> _Required work_
Separate out the lines that hold "mail".

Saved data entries
________________

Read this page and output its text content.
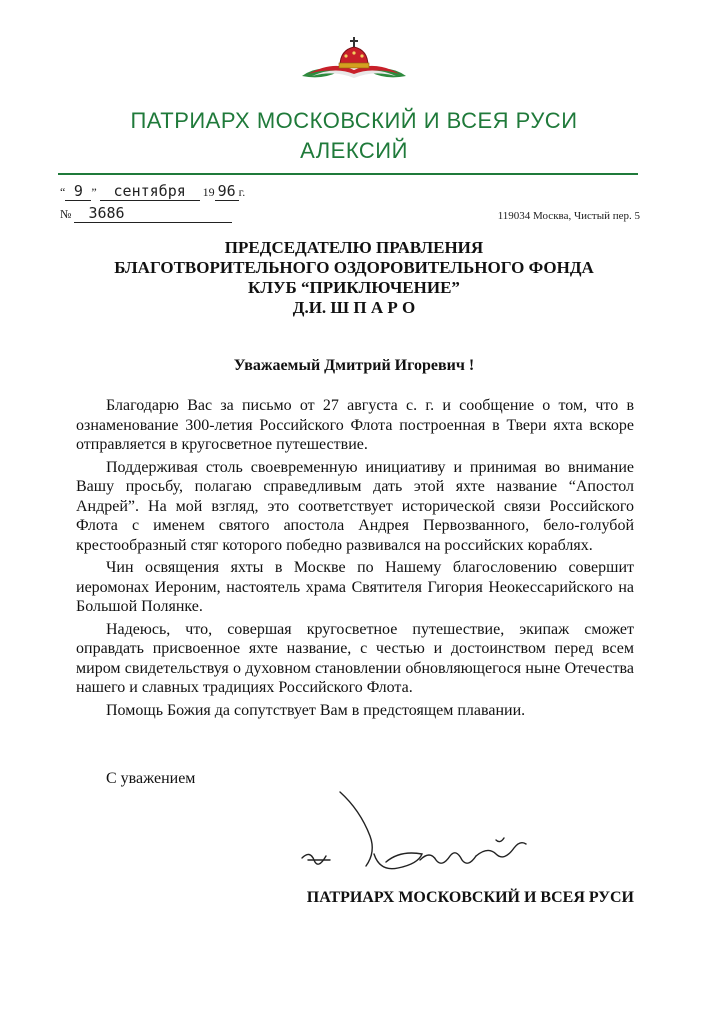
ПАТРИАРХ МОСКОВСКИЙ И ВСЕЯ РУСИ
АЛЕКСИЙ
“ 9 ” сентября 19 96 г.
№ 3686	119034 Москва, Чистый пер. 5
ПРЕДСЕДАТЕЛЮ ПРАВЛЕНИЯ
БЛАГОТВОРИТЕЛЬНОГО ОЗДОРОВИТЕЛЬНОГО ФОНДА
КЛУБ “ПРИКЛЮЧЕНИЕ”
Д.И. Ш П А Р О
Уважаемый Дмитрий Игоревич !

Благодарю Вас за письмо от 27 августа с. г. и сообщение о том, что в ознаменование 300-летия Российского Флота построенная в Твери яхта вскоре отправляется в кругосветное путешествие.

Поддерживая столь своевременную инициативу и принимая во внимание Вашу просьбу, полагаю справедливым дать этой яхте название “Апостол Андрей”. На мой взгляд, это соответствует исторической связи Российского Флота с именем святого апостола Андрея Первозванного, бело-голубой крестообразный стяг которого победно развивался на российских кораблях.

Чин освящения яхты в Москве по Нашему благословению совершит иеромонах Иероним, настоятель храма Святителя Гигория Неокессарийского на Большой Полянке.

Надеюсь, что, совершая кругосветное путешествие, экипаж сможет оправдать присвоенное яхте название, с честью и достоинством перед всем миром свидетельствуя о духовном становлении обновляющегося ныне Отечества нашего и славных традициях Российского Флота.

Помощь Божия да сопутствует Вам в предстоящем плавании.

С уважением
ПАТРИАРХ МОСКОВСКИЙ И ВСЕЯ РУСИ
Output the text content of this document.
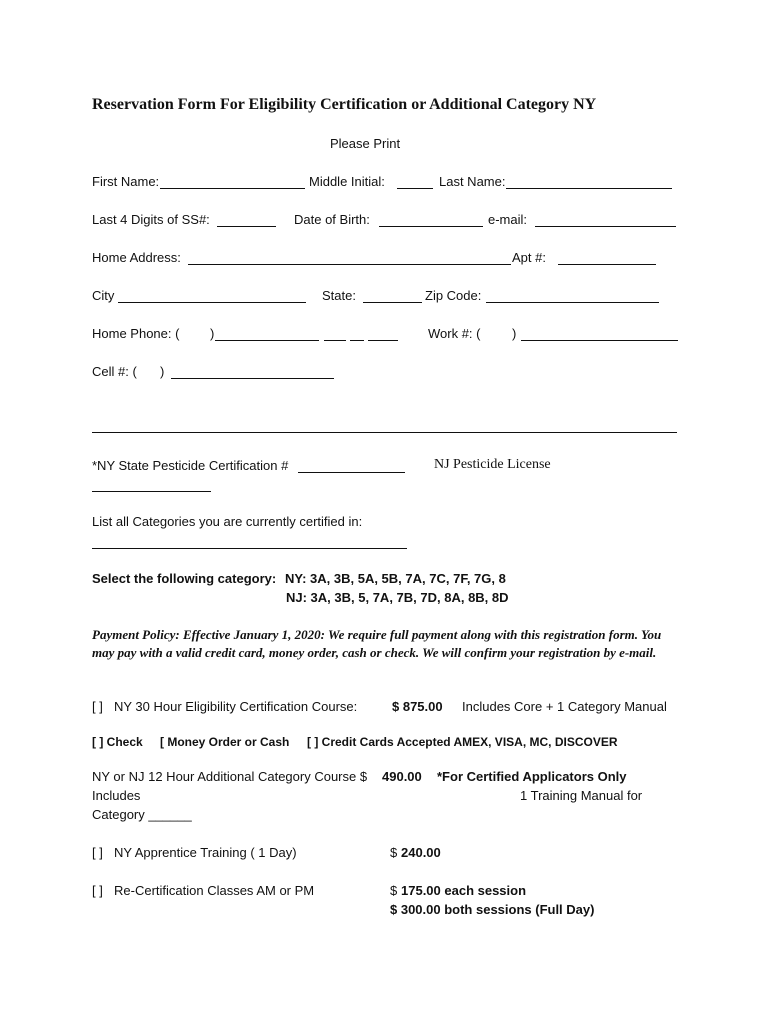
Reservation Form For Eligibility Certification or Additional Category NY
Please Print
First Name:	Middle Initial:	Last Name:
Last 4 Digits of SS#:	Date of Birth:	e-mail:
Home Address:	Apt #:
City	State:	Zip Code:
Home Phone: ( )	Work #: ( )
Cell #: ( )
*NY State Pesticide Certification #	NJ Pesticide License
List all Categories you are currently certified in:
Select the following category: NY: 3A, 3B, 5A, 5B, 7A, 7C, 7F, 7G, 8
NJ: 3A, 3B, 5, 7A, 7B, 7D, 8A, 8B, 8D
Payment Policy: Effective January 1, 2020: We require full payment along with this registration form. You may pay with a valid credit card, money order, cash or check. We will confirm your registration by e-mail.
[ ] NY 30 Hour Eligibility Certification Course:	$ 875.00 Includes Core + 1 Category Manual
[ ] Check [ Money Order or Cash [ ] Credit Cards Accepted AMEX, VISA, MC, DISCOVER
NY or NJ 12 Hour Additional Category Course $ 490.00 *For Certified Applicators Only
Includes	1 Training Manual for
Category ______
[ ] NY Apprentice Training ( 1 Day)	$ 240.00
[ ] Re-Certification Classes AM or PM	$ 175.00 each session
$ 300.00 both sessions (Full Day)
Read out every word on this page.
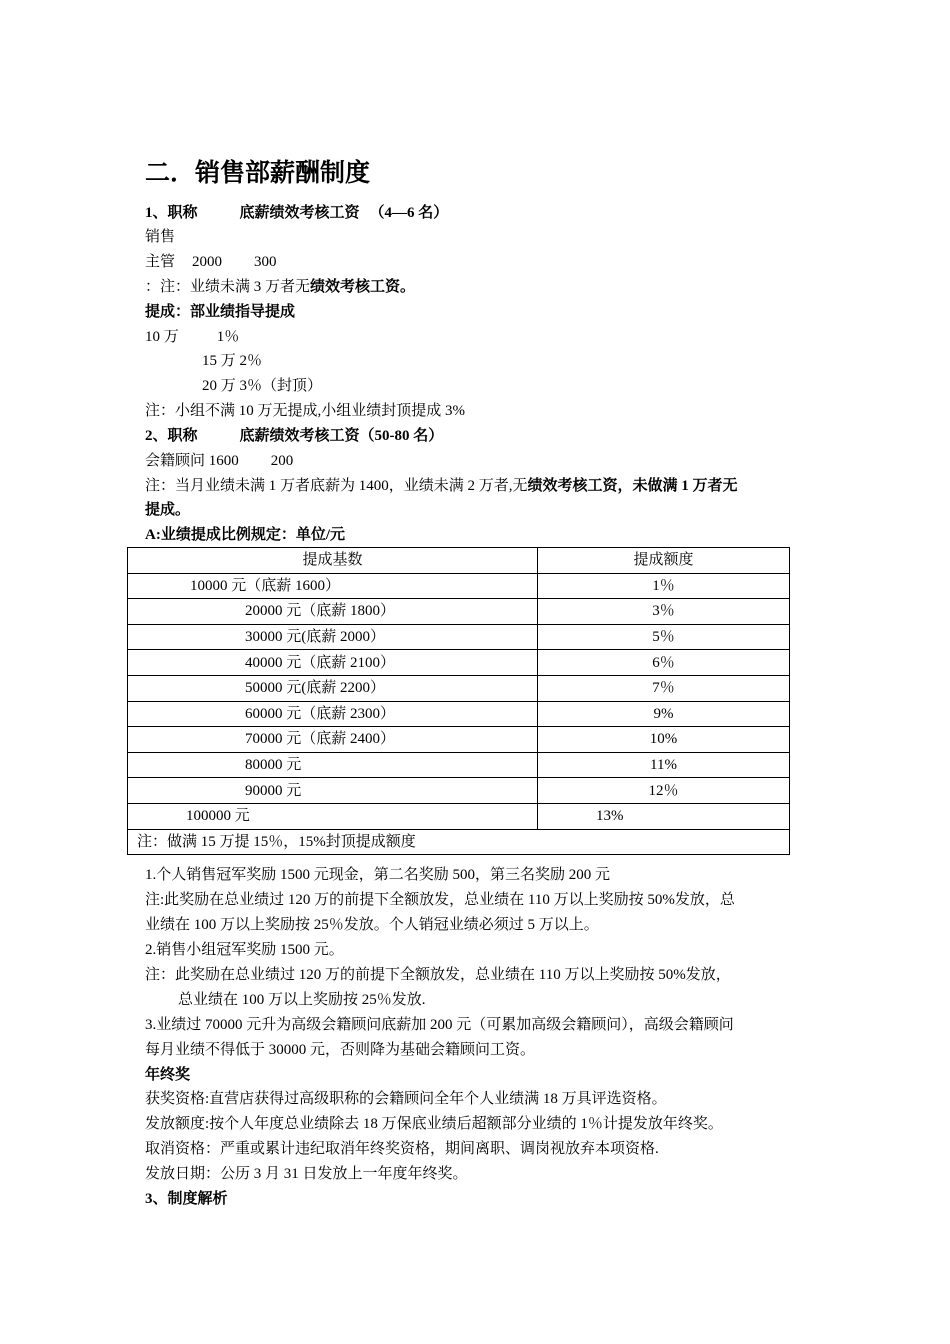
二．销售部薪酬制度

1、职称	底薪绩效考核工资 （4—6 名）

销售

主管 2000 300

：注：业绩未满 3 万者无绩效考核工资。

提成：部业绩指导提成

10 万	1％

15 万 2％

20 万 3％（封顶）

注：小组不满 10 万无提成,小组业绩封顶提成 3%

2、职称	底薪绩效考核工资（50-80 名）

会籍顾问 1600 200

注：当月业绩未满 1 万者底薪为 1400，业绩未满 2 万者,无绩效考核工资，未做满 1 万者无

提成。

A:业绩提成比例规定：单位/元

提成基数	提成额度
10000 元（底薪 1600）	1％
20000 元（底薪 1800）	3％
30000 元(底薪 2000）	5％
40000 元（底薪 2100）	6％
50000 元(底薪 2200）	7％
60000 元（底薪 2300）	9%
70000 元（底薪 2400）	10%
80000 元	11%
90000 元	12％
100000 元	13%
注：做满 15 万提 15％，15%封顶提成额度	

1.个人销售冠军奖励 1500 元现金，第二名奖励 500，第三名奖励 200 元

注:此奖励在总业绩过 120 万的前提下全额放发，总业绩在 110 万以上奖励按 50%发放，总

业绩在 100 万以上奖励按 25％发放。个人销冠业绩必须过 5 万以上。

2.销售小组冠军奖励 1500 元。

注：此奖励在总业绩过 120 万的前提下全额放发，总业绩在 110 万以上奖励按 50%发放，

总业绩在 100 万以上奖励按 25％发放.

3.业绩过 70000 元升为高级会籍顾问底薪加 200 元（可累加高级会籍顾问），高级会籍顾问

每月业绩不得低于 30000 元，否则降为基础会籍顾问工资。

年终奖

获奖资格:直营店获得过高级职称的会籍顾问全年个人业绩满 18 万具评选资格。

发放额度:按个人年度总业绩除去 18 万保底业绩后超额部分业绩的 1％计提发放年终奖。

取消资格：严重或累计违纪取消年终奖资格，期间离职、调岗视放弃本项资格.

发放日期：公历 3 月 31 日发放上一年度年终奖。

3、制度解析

________________

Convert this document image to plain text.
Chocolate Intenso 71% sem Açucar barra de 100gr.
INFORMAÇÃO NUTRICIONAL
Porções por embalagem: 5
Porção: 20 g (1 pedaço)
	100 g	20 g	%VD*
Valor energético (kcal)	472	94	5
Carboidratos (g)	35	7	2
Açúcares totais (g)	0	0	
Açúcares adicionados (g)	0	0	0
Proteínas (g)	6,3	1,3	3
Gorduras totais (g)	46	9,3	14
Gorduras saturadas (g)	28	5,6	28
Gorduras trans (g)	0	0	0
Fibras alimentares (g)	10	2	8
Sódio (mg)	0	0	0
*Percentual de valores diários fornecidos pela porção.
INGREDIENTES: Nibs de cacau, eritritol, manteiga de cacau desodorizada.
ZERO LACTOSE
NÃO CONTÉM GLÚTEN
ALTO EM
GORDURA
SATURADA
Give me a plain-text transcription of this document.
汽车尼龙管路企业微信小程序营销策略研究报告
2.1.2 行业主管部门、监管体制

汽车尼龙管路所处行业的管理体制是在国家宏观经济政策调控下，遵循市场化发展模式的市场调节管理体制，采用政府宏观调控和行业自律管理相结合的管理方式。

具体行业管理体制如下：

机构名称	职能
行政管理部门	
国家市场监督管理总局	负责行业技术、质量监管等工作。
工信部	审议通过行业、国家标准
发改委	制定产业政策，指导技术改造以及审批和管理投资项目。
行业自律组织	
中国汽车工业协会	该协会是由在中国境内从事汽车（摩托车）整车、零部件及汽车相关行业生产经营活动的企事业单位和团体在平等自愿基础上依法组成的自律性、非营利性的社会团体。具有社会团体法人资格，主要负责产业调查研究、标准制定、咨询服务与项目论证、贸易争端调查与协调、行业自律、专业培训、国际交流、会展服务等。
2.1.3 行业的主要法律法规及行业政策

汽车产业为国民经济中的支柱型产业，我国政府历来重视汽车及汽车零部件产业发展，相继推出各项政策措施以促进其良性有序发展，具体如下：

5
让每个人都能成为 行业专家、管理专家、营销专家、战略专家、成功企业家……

________________

> _Answer to the exercise_
Last 4 Digits of SS#:	Date of Birth:	e-mail:
Payment Policy: Effective January 1, 2020: We require full payment along with this registration form. You may pay with a valid credit card, money order, cash or check. We will confirm your registration by e-mail.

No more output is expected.